# I saw the Tallis Scholars Last Night



## Oreb (Aug 8, 2013)

... and they were wonderful.

On their 40th anniversary world tour, performed some glorious crowd pleasers - Allegri's 'Miserere', Palestrina's 'Missa Papae Marcelli', Byrd's 'Tribue, Domine ...

A work by Arvo Part thrown in as well (I'm not an admirers of his, but they still did it well)

Back in 1984 I first heard their recording of the Allegri and the Palestrina and it was a literally life-changing experience. So it was a delight to see Peter Philips and his colleagues in the flesh.

An attentive, large audience, very appreciative (too much, perhaps - they insisted on clapping between movements of the mass, which was a bit annoying).


----------



## Ingélou (Feb 10, 2013)

Lucky you, it sounds fabulous ... wait a minute, why have I turned green?


----------



## mmsbls (Mar 6, 2011)

I have their recording of Allegri's 'Miserere', Palestrina's 'Missa Papae Marcelli', as well as Byrd, Desprez, Gesualdo, and others (Best of the Renaissance). I love many of those works. They also performed Tallis' _Spem in Alium_ on that recording. That work made me love Renaissance music for the first time. I would someday love to hear them perform that live.


----------



## Kivimees (Feb 16, 2013)

What a coincidence! I heard an interview on the radio this morning with Peter Phillips, the man in charge of the Tallis Scholars.

(He said he is a big Arvo Pärt fan )


----------



## Svelte Silhouette (Nov 7, 2013)

I love Philips and The Scholars but also Harry Christopher and the Sixteen as both are perfect at what they do


----------



## Blake (Nov 6, 2013)

I bet they were amazing. Glad to hear you enjoyed it and they were rightly acknowledged. The Scholars are top-shelf.


----------

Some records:
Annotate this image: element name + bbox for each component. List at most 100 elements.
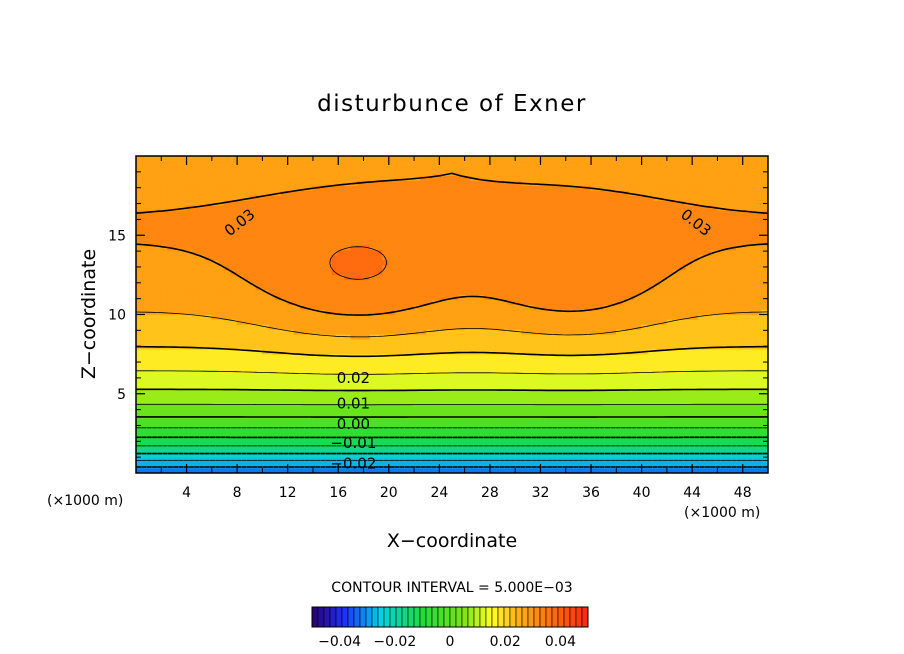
field-cell	[616, 403, 623, 409]
field-cell	[318, 254, 326, 261]
field-cell	[344, 378, 352, 385]
field-cell	[356, 160, 364, 167]
field-cell	[508, 447, 516, 454]
field-cell	[420, 254, 428, 261]
field-cell	[217, 398, 225, 404]
field-cell	[312, 205, 320, 211]
field-cell	[571, 205, 579, 211]
field-cell	[369, 398, 377, 404]
field-cell	[318, 447, 326, 454]
field-cell	[540, 195, 548, 201]
field-cell	[584, 319, 592, 325]
field-cell	[325, 264, 333, 271]
field-cell	[160, 462, 168, 469]
field-cell	[192, 205, 200, 211]
field-cell	[255, 314, 263, 320]
field-cell	[622, 294, 630, 300]
field-cell	[521, 215, 529, 221]
field-cell	[546, 393, 554, 400]
field-cell	[274, 353, 282, 360]
field-cell	[426, 234, 434, 241]
field-cell	[464, 393, 472, 400]
field-cell	[451, 314, 459, 320]
field-cell	[281, 205, 288, 211]
field-cell	[211, 452, 219, 459]
field-cell	[382, 462, 390, 469]
field-cell	[375, 403, 383, 409]
field-cell	[407, 398, 415, 404]
field-cell	[337, 343, 345, 350]
field-cell	[502, 423, 510, 429]
field-cell	[331, 289, 339, 295]
field-cell	[502, 358, 510, 365]
field-cell	[198, 210, 206, 216]
field-cell	[590, 348, 598, 355]
field-cell	[148, 185, 156, 191]
field-cell	[300, 294, 307, 300]
field-cell	[495, 279, 503, 286]
field-cell	[217, 170, 225, 177]
field-cell	[142, 467, 149, 473]
field-cell	[306, 319, 314, 325]
field-cell	[578, 185, 586, 191]
field-cell	[426, 324, 434, 330]
field-cell	[565, 338, 573, 345]
field-cell	[445, 319, 453, 325]
field-cell	[407, 314, 415, 320]
field-cell	[230, 254, 238, 261]
field-cell	[268, 309, 276, 315]
field-cell	[205, 378, 213, 385]
field-cell	[388, 438, 396, 444]
field-cell	[432, 353, 440, 360]
field-cell	[420, 220, 428, 226]
field-cell	[451, 234, 459, 241]
field-cell	[565, 348, 573, 355]
field-cell	[306, 259, 314, 266]
field-cell	[312, 343, 320, 350]
field-cell	[205, 309, 213, 315]
field-cell	[483, 403, 491, 409]
field-cell	[578, 314, 586, 320]
field-cell	[318, 373, 326, 380]
field-cell	[142, 220, 149, 226]
field-cell	[350, 383, 358, 390]
field-cell	[262, 180, 270, 187]
field-cell	[167, 279, 175, 286]
field-cell	[609, 304, 617, 310]
field-cell	[622, 368, 630, 375]
field-cell	[375, 284, 383, 291]
field-cell	[603, 373, 611, 380]
field-cell	[546, 433, 554, 439]
field-cell	[546, 254, 554, 261]
field-cell	[160, 190, 168, 196]
field-cell	[230, 234, 238, 241]
field-cell	[363, 269, 371, 276]
field-cell	[609, 289, 617, 295]
field-cell	[211, 274, 219, 281]
field-cell	[464, 378, 472, 385]
field-cell	[622, 403, 630, 409]
field-cell	[603, 239, 611, 246]
field-cell	[616, 368, 623, 375]
field-cell	[281, 388, 288, 395]
field-cell	[445, 225, 453, 231]
field-cell	[609, 343, 617, 350]
field-cell	[407, 234, 415, 241]
field-cell	[192, 324, 200, 330]
field-cell	[287, 175, 295, 182]
field-cell	[198, 393, 206, 400]
field-cell	[224, 185, 232, 191]
field-cell	[464, 438, 472, 444]
field-cell	[255, 363, 263, 370]
field-cell	[559, 220, 567, 226]
field-cell	[236, 338, 244, 345]
field-cell	[148, 348, 156, 355]
field-cell	[565, 368, 573, 375]
field-cell	[388, 279, 396, 286]
field-cell	[495, 329, 503, 335]
field-cell	[590, 378, 598, 385]
field-cell	[230, 447, 238, 454]
field-cell	[413, 284, 421, 291]
field-cell	[527, 363, 535, 370]
field-cell	[198, 239, 206, 246]
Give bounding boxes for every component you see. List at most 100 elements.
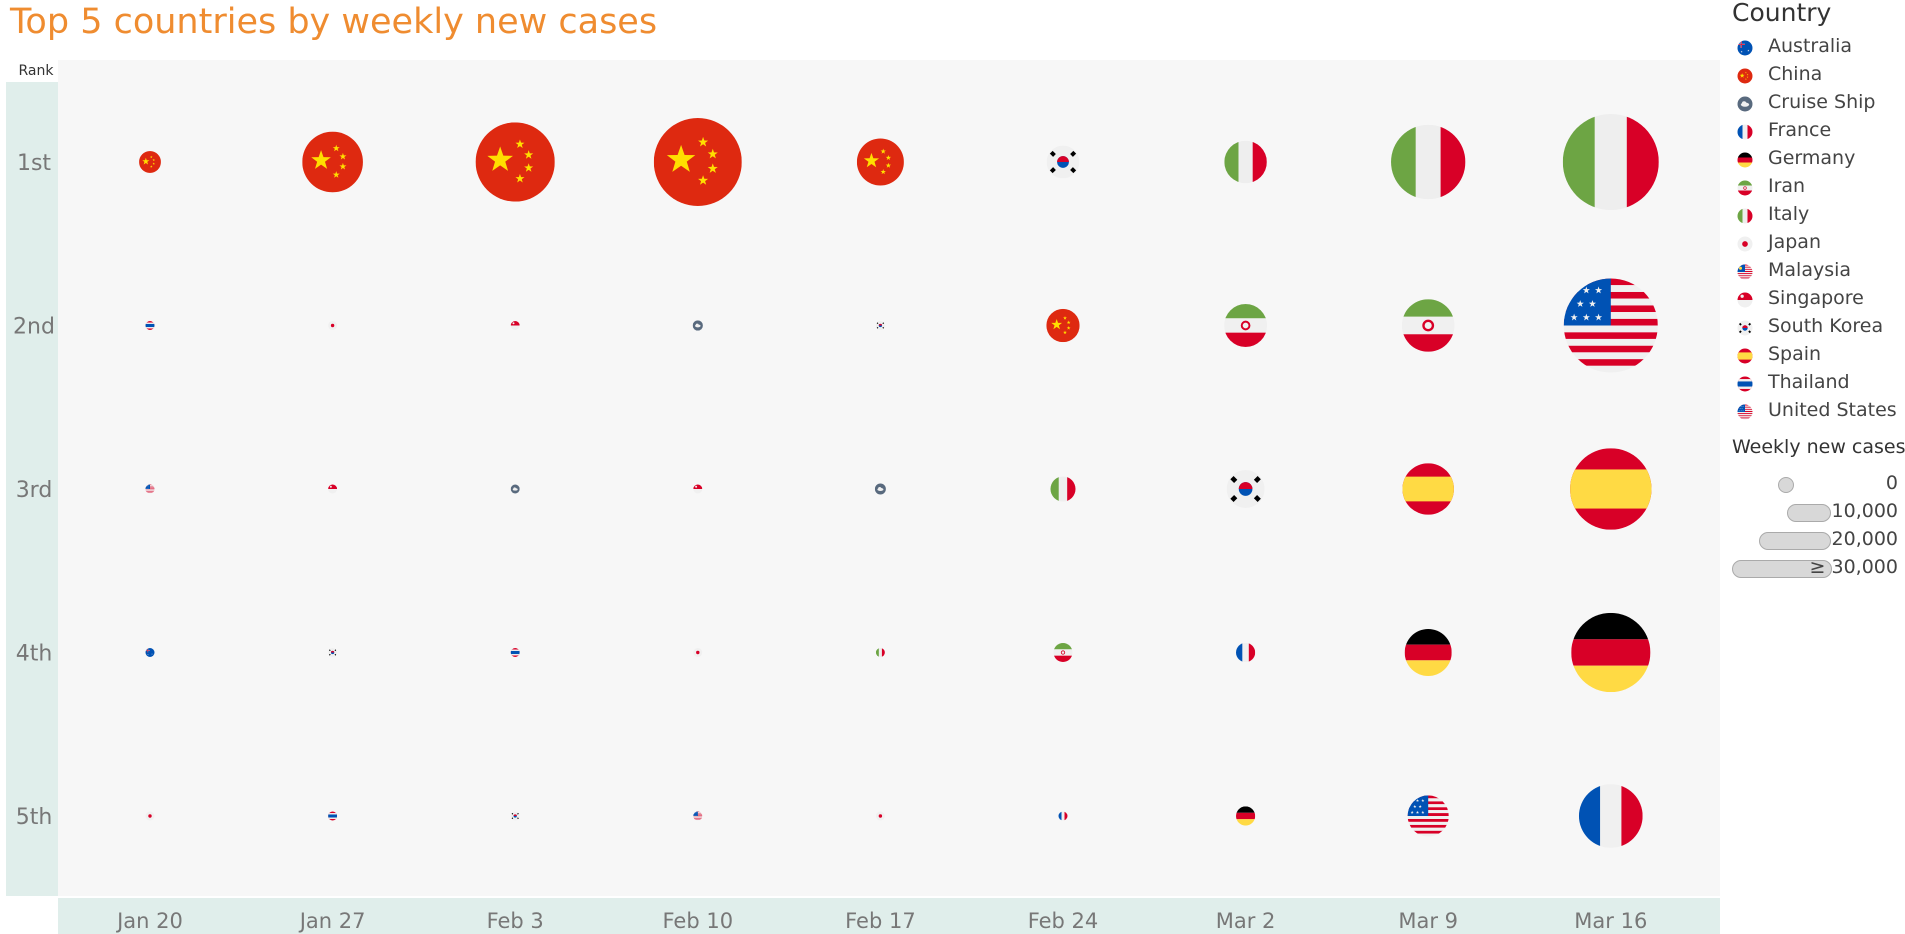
bubble-feb-3-3rd-cruise-ship[interactable] <box>510 484 520 494</box>
size-legend-swatch <box>1731 560 1832 578</box>
legend-item-label: United States <box>1768 399 1897 421</box>
legend-item-label: Italy <box>1768 203 1810 225</box>
week-label-jan-20: Jan 20 <box>115 909 183 933</box>
bubble-mar-16-1st-italy[interactable] <box>1562 114 1659 210</box>
thailand-flag-icon <box>1737 376 1753 392</box>
bubble-feb-17-3rd-cruise-ship[interactable] <box>874 483 886 495</box>
size-legend-label: 0 <box>1885 472 1898 494</box>
bubble-mar-16-3rd-spain[interactable] <box>1570 448 1652 530</box>
bubble-feb-17-2nd-south-korea[interactable] <box>875 320 886 331</box>
week-label-mar-16: Mar 16 <box>1574 909 1647 933</box>
spain-flag-icon <box>1737 348 1753 364</box>
size-legend-label: ≥ 30,000 <box>1809 556 1898 578</box>
bubble-feb-3-1st-china[interactable] <box>475 122 555 202</box>
legend-item-label: France <box>1768 119 1832 141</box>
bubble-jan-20-4th-australia[interactable] <box>145 648 155 657</box>
bubble-mar-9-3rd-spain[interactable] <box>1402 463 1454 515</box>
south-korea-flag-icon <box>1737 320 1753 336</box>
bubble-mar-16-4th-germany[interactable] <box>1571 612 1651 693</box>
bubble-mar-2-1st-italy[interactable] <box>1224 140 1267 184</box>
week-label-jan-27: Jan 27 <box>298 909 366 933</box>
bubble-feb-10-5th-united-states[interactable] <box>693 811 703 821</box>
bubble-feb-3-4th-thailand[interactable] <box>510 648 520 657</box>
size-legend-swatch <box>1778 477 1794 493</box>
bubble-jan-27-3rd-singapore[interactable] <box>328 484 338 494</box>
iran-flag-icon <box>1737 180 1753 196</box>
bubble-jan-20-1st-china[interactable] <box>139 151 161 173</box>
rank-band <box>6 82 58 896</box>
week-label-mar-9: Mar 9 <box>1398 909 1458 933</box>
legend-item-label: Germany <box>1768 147 1856 169</box>
bubble-feb-17-5th-japan[interactable] <box>875 811 885 821</box>
bubble-jan-27-5th-thailand[interactable] <box>328 811 338 821</box>
size-legend-label: 10,000 <box>1831 500 1898 522</box>
australia-flag-icon <box>1737 40 1753 56</box>
france-flag-icon <box>1737 124 1753 140</box>
bubble-feb-24-4th-iran[interactable] <box>1053 642 1073 663</box>
bubble-feb-3-5th-south-korea[interactable] <box>510 811 520 821</box>
united-states-flag-icon <box>1737 404 1753 420</box>
legend-item-label: Australia <box>1768 35 1853 57</box>
size-legend-label: 20,000 <box>1831 528 1898 550</box>
week-axis-band <box>58 898 1720 934</box>
rank-label-3rd: 3rd <box>16 478 53 503</box>
germany-flag-icon <box>1737 152 1753 168</box>
rank-label-4th: 4th <box>16 642 53 667</box>
bubble-feb-17-4th-italy[interactable] <box>875 648 885 657</box>
bubble-feb-24-2nd-china[interactable] <box>1046 308 1080 343</box>
bubble-mar-2-2nd-iran[interactable] <box>1224 304 1268 347</box>
bubble-feb-10-4th-japan[interactable] <box>693 648 703 657</box>
legend-item-label: Japan <box>1768 231 1821 253</box>
size-legend-swatch <box>1786 504 1831 522</box>
legend-item-label: China <box>1768 63 1823 85</box>
size-legend-item-2: 20,000 <box>1730 528 1900 552</box>
bubble-feb-24-1st-south-korea[interactable] <box>1046 145 1080 179</box>
bubble-jan-20-2nd-thailand[interactable] <box>145 321 155 330</box>
bubble-mar-9-2nd-iran[interactable] <box>1401 299 1455 352</box>
singapore-flag-icon <box>1737 292 1753 308</box>
bubble-feb-10-3rd-singapore[interactable] <box>693 484 703 494</box>
cruise-ship-flag-icon <box>1737 96 1753 112</box>
bubble-jan-27-1st-china[interactable] <box>302 131 363 193</box>
bubble-mar-9-1st-italy[interactable] <box>1391 124 1466 200</box>
legend-item-label: Cruise Ship <box>1768 91 1876 113</box>
bubble-feb-24-3rd-italy[interactable] <box>1050 476 1076 502</box>
legend-item-label: Iran <box>1768 175 1806 197</box>
italy-flag-icon <box>1737 208 1753 224</box>
bubble-jan-27-2nd-japan[interactable] <box>328 321 338 330</box>
size-legend-item-1: 10,000 <box>1730 500 1900 524</box>
size-legend-title: Weekly new cases <box>1732 436 1905 458</box>
legend-item-label: Thailand <box>1768 371 1850 393</box>
bubble-feb-10-2nd-cruise-ship[interactable] <box>692 320 703 331</box>
malaysia-flag-icon <box>1737 264 1753 280</box>
week-label-feb-17: Feb 17 <box>845 909 916 933</box>
bubble-mar-2-5th-germany[interactable] <box>1236 806 1256 826</box>
week-label-feb-24: Feb 24 <box>1028 909 1099 933</box>
bubble-feb-3-2nd-singapore[interactable] <box>510 321 520 330</box>
legend-item-label: Malaysia <box>1768 259 1852 281</box>
bubble-feb-24-5th-france[interactable] <box>1058 811 1068 821</box>
bubble-feb-10-1st-china[interactable] <box>653 118 742 206</box>
plot-area <box>58 60 1720 896</box>
bubble-mar-16-5th-france[interactable] <box>1578 784 1643 848</box>
bubble-jan-20-3rd-united-states[interactable] <box>145 484 155 494</box>
japan-flag-icon <box>1737 236 1753 252</box>
bubble-mar-9-5th-united-states[interactable] <box>1407 795 1449 837</box>
bubble-jan-20-5th-japan[interactable] <box>145 811 155 821</box>
legend-item-label: South Korea <box>1768 315 1884 337</box>
legend-item-label: Singapore <box>1768 287 1864 309</box>
rank-header: Rank <box>19 63 55 79</box>
rank-label-5th: 5th <box>16 805 53 830</box>
legend-title: Country <box>1732 0 1832 27</box>
bubble-mar-2-3rd-south-korea[interactable] <box>1226 470 1265 508</box>
bubble-mar-2-4th-france[interactable] <box>1236 642 1256 663</box>
rank-label-1st: 1st <box>17 151 51 176</box>
bubble-feb-17-1st-china[interactable] <box>856 138 904 186</box>
bubble-mar-16-2nd-united-states[interactable] <box>1563 278 1658 373</box>
size-legend-swatch <box>1759 532 1832 550</box>
bubble-mar-9-4th-germany[interactable] <box>1404 628 1452 677</box>
bubble-jan-27-4th-south-korea[interactable] <box>328 648 338 657</box>
size-legend-item-0: 0 <box>1730 472 1900 496</box>
china-flag-icon <box>1737 68 1753 84</box>
week-label-mar-2: Mar 2 <box>1216 909 1276 933</box>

◆ TASK INSTRUCTIONS:
1 – Answer these questions using the forum thread about the Tallis Scholars:
(a) In what year did the first poster first hear the group's recording of the Allegri and the Palestrina?
(b) What did the audience insist on doing that the first poster found a bit annoying?
(c) According to the radio interview mentioned in the thread, which composer is Peter Phillips a big fan of?
2 – Summarize the forum thread about the Tallis Scholars in two sentences.

◆ ANSWERS BELOW:
1 –
(a) 1984
(b) Clapping between movements of the mass
(c) Arvo Pärt

2 – One poster reports seeing the Tallis Scholars perform works by Allegri, Palestrina, Byrd and Arvo Pärt on their 40th anniversary world tour and calls them wonderful, though the audience annoyingly clapped between movements of the mass. Other replies express envy, recall a recording that inspired a love of Renaissance music, mention a radio interview in which Peter Phillips said he is a big Pärt fan, and praise the Scholars as top-shelf.